* [Aim]:
Work out the number of lines in the records that include the word "this"; reply with that number alone.

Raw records
------
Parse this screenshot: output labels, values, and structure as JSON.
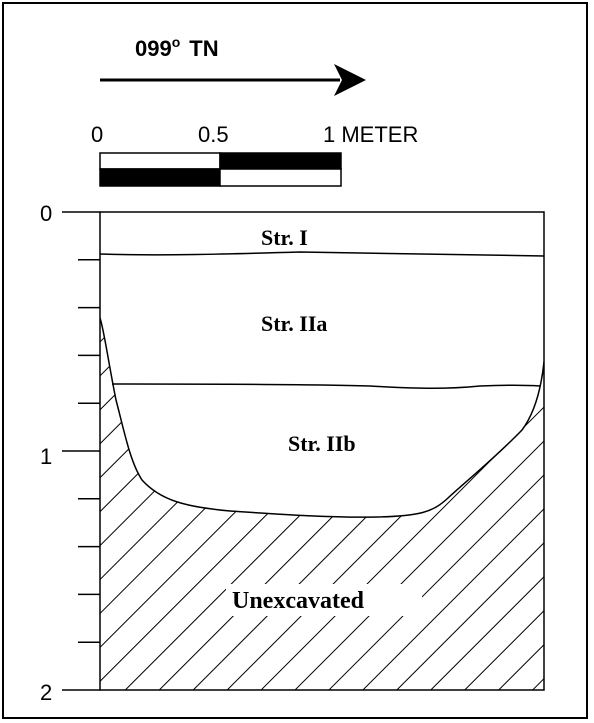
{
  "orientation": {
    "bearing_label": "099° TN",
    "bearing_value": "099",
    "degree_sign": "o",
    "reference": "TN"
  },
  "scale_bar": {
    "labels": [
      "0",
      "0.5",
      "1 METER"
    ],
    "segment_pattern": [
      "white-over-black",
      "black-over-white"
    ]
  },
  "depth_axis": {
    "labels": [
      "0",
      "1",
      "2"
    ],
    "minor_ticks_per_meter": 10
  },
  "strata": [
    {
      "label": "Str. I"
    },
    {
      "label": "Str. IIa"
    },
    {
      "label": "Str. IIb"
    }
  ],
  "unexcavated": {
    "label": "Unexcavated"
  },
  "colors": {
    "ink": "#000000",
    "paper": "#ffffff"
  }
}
------
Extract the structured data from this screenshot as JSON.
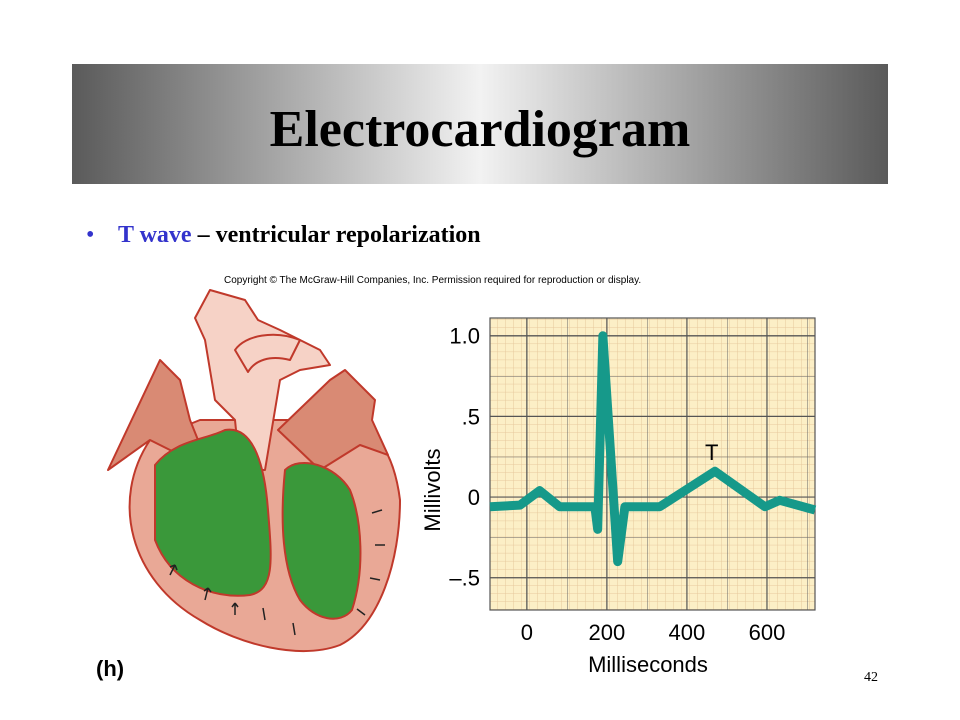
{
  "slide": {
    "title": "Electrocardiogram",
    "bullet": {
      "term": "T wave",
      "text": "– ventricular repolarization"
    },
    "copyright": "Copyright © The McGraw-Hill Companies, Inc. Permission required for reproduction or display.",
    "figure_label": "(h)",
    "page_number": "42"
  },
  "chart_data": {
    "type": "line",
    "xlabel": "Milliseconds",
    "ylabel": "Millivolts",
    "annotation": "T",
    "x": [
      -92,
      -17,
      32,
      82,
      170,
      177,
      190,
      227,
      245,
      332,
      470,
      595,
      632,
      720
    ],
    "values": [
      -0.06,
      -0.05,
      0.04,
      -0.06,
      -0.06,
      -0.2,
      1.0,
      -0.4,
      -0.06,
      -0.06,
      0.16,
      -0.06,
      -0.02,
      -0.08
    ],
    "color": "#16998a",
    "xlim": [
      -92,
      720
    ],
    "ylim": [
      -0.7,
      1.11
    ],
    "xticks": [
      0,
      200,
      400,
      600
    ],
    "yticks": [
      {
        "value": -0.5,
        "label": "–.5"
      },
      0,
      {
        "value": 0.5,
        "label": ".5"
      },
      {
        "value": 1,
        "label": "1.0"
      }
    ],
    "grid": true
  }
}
------
* [In response]:
2